*AVAILABLE DATA*

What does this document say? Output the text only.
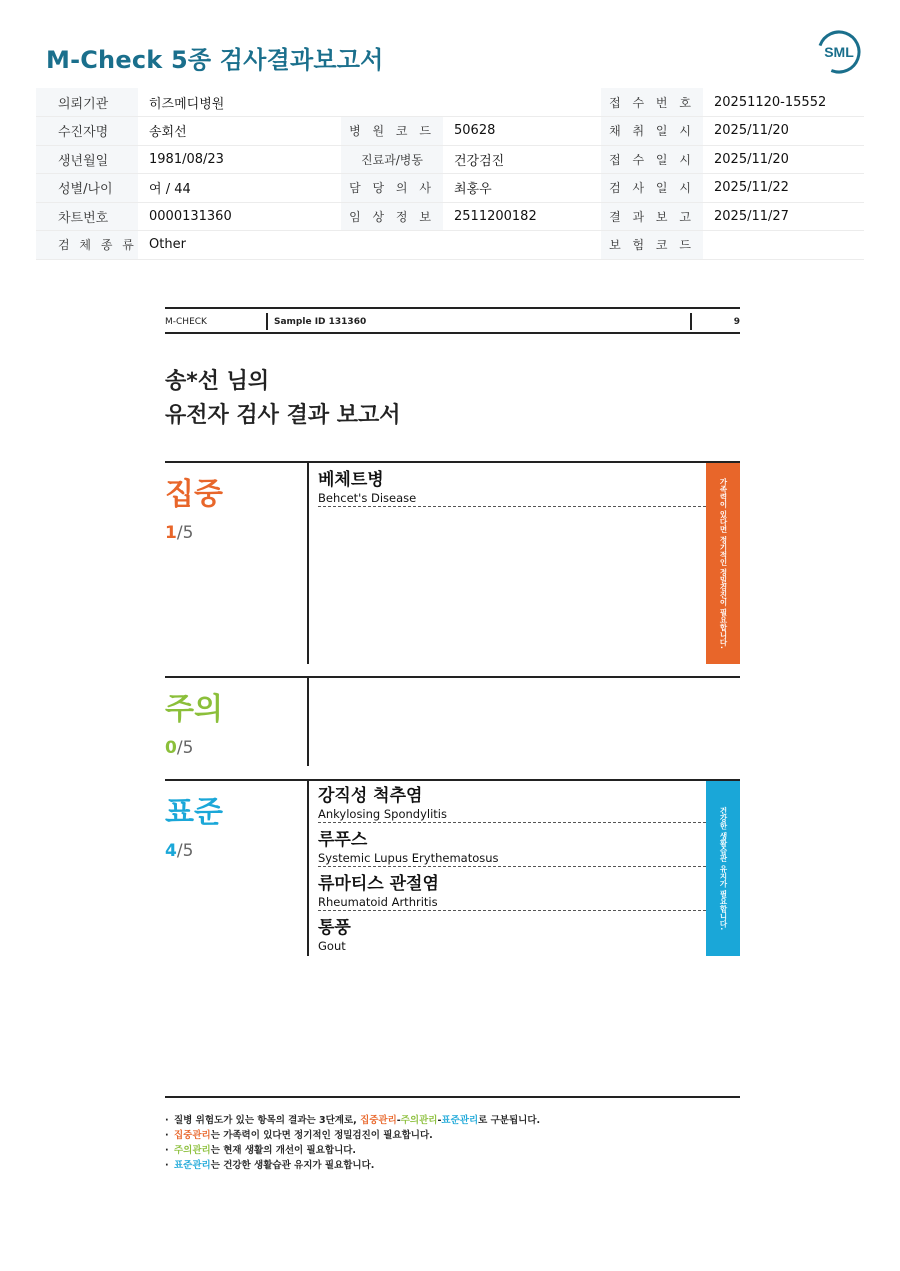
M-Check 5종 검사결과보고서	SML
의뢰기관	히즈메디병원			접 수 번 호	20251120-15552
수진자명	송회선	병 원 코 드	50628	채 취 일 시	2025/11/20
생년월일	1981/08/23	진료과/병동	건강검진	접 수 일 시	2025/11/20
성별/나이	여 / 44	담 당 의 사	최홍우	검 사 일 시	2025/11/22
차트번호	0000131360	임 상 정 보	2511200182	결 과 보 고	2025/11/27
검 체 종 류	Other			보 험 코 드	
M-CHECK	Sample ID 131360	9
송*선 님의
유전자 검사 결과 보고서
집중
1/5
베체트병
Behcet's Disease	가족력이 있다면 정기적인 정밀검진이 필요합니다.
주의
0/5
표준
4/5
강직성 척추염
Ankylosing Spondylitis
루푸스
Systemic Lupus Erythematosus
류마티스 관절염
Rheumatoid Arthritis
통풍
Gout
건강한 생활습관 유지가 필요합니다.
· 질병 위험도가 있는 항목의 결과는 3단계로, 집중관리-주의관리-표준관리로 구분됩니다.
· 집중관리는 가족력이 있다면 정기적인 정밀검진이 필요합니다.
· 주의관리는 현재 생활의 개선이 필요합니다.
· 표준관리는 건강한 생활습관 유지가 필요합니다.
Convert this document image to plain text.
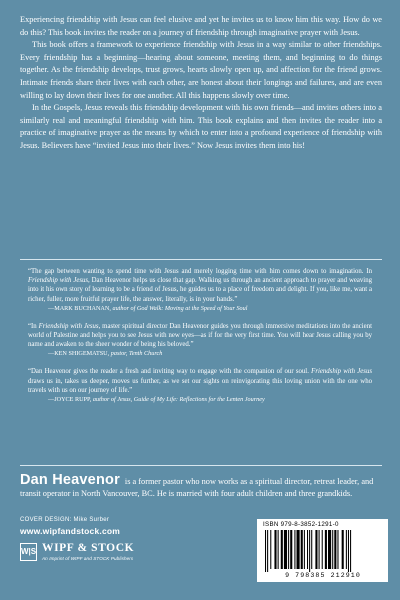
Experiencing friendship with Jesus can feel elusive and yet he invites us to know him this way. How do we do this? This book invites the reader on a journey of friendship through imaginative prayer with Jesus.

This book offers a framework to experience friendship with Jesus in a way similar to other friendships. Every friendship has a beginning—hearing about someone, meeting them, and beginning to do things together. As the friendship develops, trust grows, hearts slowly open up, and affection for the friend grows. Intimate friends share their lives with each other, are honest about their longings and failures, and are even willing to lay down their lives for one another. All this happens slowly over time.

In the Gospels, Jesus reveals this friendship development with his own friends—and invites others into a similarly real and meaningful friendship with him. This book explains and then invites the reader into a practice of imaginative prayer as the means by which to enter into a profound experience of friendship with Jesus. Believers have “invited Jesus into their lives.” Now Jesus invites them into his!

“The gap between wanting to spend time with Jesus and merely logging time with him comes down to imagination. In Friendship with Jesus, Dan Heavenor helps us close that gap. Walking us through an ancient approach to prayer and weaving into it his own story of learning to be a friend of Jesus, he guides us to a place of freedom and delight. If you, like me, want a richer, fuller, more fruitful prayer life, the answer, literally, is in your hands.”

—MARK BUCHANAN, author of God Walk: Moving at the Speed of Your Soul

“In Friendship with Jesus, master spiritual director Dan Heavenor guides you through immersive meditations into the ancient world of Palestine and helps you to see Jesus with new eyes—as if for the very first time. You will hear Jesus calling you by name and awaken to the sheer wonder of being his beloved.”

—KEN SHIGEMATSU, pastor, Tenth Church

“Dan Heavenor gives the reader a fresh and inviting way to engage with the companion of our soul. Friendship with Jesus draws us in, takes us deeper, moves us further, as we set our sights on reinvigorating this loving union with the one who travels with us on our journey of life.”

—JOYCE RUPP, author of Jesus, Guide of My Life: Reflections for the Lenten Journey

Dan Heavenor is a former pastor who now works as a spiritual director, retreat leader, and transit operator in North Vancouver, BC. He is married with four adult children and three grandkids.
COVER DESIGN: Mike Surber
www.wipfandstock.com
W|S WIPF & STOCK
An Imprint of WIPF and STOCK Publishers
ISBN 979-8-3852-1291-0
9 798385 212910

--

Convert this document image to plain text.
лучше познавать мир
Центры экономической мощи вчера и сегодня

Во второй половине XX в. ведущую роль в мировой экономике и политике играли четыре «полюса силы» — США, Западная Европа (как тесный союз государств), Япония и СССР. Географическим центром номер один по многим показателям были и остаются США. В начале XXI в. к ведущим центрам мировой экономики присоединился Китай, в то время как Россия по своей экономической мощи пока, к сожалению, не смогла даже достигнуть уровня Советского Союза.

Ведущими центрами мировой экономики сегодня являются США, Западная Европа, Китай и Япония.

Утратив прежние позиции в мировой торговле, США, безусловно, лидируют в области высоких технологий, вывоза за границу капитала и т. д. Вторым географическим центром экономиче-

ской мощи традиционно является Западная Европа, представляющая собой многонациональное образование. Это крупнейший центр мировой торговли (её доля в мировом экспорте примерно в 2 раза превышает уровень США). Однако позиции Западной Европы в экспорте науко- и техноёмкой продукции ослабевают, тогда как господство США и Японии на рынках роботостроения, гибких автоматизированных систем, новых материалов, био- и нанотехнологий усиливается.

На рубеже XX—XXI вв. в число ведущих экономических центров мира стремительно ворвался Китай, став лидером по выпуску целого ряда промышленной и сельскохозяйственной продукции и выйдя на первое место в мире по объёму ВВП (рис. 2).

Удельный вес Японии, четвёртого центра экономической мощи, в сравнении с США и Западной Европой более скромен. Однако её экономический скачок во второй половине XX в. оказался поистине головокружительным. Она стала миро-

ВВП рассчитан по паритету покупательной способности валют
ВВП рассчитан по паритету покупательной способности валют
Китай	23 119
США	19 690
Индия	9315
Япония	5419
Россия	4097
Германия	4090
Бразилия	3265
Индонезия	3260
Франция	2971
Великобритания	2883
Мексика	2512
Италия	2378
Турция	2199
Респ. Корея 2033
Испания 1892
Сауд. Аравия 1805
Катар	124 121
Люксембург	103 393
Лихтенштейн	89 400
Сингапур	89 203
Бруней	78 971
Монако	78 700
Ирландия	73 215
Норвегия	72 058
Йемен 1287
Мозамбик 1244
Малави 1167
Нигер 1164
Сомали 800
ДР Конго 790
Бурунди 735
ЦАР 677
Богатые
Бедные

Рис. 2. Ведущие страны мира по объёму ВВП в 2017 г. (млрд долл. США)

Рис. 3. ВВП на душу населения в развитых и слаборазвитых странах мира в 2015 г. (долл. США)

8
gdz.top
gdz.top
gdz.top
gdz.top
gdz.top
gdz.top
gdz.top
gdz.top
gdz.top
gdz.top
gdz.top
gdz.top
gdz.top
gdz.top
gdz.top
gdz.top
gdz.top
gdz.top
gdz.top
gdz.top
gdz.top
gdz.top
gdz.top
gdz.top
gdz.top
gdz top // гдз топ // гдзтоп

==

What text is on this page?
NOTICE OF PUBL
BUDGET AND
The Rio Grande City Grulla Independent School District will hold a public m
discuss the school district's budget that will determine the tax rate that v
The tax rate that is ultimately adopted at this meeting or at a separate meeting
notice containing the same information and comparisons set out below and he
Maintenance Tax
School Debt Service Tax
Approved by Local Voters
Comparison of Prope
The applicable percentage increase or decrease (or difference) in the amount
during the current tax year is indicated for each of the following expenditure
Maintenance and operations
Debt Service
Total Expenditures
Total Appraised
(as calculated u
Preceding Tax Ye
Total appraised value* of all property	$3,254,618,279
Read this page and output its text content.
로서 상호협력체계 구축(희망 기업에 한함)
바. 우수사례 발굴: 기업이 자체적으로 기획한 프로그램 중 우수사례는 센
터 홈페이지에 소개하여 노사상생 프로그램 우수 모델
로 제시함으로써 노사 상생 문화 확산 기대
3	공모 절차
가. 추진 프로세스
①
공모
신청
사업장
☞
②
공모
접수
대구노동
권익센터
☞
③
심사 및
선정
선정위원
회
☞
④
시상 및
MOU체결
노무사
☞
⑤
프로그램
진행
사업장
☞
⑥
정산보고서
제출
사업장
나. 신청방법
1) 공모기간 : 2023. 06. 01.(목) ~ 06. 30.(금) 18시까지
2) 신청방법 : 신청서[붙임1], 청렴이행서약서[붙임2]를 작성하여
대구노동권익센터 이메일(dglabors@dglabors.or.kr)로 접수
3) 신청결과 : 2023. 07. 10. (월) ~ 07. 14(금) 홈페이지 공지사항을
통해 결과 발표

*TASK DESCRIPTION*
Give the number of lines in the entries that include the string "text", and nothing more.

*REPLY*
5